### Stated goal A
Quote the passage on rock brittleness from "2. Establishment of" up to and including "in Figure 1.".

In this study, the energy evolution characteristics of rocks was analyzed during the whole deformation and failure process. A new energy-based brittleness index was redefined as the dissipated proportion of ultimate elastic strain energy relative to post-peak failure energy and residual elastic strain energy. A series of mechanical compression tests were conducted on shale samples to verify the reliability and accuracy of the new index. The results prove that the new index can present more kinds of rock and is more precise for characterization of the brittleness of rock than the other existing brittleness indices.

2. Establishment of the Brittleness Index

Based on previous studies [28,29], the deformation and failure characteristic and energy evolution of brittle rocks in the complete stress–strain curve are presented in Figure 1.

During rock deformation by an external force, the deformation of rock elements can be considered a closed system, assuming that the physical process has no heat exchange with the outside world, and the input energy during the pre-peak loading stage can be divided into two parts: elastic strain energy and dissipated energy [30]. The elastic strain energy is stored in the rock during loading, which is gradually released during unloading and is the major energy cause of rock deformation and failure. Then, the energy is dissipated due to plastic strain and microdamage of the rock, which is irrecoverable with the unloading of the stress [31]. When the elastic strain energy reaches the rock energy storage limit, the rock enters the failure stage. One part of the concentrated elastic strain energy in the rock leads to rock failure, another part dissipates due to microdamage of the rock, and the residual elastic strain energy exhibits two different states depending on loading conditions. Regarding the uniaxial compression condition, the residual elastic strain energy is mainly be converted into kinetic energy when the rock fragments break. Nevertheless, for the triaxial compression condition, the residual elastic strain energy is stored in the rock, leading the rock to reach its residual strength phase.

Based on the analysis of rock energy evolution characteristics and the test results of rocks with different brittleness degrees from previous studies, we found that the rock energy evolution characteristics in the post-peak failure stage can characterize the brittleness index of rocks, and it is believed that the more brittle the rocks are, the less stored pre-peak elastic strain energy converts into post-peak failure energy due to the microdamage of rocks and the less post-peak residual elastic strain energy stored in the rocks, resulting in reduced residual strength of the rocks. In addition, regarding rocks with higher brittleness, the post-peak failure energy is mainly converted from the elastic strain energy stored in the pre-peak stage; for rocks with lower brittleness, the post-peak failure energy is not only transformed from the elastic strain energy in the pre-peak stage but also provided by the additional input strain energy.

On this basis, the evaluation criterion of the rock brittleness index based on ultimate elastic strain energy is established as follows:

$$B{I}_{ES}=\frac{W_u^e-W_p^f-W_r^e}{W_u^e}$$

(1)

### Stated goal B
Print the rows from the first row up to and including the row with "asked-text: Berapa harga".

### Given entries
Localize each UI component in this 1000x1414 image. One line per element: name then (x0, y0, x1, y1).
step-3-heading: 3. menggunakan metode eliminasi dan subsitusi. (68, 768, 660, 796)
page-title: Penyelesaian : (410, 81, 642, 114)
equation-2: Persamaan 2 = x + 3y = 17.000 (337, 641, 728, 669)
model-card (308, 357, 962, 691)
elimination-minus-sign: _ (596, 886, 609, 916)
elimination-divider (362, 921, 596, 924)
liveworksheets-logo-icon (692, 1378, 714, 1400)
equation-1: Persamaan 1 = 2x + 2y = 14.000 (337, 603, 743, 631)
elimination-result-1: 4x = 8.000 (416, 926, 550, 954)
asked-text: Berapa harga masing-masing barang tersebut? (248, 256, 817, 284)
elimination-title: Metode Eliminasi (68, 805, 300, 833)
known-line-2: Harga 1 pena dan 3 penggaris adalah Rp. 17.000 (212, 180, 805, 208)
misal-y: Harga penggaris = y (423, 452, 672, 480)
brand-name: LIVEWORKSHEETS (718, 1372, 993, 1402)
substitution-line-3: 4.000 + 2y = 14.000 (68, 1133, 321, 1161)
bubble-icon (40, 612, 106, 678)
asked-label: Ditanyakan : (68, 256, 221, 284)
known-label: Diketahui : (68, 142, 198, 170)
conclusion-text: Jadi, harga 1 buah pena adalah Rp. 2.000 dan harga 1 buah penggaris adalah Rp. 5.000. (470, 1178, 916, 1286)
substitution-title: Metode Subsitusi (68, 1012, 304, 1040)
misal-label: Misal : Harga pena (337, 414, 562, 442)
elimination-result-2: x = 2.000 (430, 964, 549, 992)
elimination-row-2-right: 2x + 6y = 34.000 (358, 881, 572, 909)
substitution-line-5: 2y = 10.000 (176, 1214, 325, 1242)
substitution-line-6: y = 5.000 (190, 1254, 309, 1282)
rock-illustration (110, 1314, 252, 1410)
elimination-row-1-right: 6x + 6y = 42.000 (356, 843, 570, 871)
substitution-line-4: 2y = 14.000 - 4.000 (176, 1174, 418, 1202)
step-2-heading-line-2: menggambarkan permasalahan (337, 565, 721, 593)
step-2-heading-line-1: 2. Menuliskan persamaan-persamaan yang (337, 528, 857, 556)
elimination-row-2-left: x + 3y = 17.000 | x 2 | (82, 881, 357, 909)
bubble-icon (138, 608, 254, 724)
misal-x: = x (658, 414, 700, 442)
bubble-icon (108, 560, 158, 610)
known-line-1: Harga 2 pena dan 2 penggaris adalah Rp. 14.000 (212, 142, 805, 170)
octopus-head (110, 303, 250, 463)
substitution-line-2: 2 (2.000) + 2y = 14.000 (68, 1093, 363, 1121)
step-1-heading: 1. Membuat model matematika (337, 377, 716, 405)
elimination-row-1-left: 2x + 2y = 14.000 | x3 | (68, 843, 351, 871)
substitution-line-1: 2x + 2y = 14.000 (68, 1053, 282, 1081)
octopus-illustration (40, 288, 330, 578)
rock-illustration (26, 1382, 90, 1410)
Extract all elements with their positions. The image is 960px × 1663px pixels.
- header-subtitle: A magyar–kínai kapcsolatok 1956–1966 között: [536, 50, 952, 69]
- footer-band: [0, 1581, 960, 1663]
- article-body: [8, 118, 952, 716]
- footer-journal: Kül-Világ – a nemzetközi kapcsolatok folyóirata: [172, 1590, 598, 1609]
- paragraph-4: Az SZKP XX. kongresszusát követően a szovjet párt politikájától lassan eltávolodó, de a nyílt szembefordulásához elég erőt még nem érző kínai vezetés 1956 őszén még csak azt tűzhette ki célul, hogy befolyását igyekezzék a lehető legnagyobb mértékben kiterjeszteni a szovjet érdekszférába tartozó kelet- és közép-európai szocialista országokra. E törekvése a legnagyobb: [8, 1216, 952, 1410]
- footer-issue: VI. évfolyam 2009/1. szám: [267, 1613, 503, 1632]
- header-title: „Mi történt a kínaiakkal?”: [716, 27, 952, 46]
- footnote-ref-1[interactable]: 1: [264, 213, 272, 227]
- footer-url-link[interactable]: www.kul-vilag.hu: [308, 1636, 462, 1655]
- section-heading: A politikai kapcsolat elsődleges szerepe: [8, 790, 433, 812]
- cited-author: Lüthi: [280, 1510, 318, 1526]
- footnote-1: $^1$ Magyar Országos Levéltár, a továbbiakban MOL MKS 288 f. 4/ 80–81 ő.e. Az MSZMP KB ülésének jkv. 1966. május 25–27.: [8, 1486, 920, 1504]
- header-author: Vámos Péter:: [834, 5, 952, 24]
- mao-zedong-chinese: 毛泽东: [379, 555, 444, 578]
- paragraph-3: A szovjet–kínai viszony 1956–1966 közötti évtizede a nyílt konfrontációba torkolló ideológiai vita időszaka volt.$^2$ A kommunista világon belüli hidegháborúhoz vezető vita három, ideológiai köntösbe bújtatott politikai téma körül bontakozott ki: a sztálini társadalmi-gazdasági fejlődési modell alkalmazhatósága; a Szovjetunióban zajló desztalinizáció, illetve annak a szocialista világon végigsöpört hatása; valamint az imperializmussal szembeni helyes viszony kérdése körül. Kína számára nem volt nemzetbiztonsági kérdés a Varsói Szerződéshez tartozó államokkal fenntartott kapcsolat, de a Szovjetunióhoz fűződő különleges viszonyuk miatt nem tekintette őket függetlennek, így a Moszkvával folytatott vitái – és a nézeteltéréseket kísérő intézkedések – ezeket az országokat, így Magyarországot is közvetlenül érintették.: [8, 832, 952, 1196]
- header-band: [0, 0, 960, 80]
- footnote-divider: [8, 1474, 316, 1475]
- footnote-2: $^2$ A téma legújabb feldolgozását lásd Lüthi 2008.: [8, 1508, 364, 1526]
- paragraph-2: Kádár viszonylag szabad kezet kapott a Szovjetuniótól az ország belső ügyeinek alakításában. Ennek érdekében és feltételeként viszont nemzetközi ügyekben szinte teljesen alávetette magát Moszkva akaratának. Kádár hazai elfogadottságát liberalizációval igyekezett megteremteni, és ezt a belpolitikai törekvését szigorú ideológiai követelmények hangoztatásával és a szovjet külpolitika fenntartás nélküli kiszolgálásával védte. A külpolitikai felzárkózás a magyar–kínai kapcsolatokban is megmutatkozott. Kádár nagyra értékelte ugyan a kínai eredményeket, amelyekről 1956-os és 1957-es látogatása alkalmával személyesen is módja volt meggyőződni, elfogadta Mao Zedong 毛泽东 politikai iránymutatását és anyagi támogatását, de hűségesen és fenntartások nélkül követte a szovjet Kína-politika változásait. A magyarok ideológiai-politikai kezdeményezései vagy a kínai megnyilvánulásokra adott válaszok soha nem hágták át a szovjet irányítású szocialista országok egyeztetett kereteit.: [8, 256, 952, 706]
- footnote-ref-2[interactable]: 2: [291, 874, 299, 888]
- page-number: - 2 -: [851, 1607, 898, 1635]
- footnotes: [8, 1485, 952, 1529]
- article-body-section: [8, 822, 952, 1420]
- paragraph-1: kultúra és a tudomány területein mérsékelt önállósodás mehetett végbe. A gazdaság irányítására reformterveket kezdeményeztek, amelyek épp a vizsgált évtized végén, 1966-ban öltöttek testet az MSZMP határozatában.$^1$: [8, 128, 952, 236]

### Final answer A
2. Establishment of the Brittleness Index

Based on previous studies [28,29], the deformation and failure characteristic and energy evolution of brittle rocks in the complete stress–strain curve are presented in Figure 1.

### Final answer B
Localize each UI component in this 1000x1414 image. One line per element: name then (x0, y0, x1, y1).
step-3-heading: 3. menggunakan metode eliminasi dan subsitusi. (68, 768, 660, 796)
page-title: Penyelesaian : (410, 81, 642, 114)
equation-2: Persamaan 2 = x + 3y = 17.000 (337, 641, 728, 669)
model-card (308, 357, 962, 691)
elimination-minus-sign: _ (596, 886, 609, 916)
elimination-divider (362, 921, 596, 924)
liveworksheets-logo-icon (692, 1378, 714, 1400)
equation-1: Persamaan 1 = 2x + 2y = 14.000 (337, 603, 743, 631)
elimination-result-1: 4x = 8.000 (416, 926, 550, 954)
asked-text: Berapa harga masing-masing barang tersebut? (248, 256, 817, 284)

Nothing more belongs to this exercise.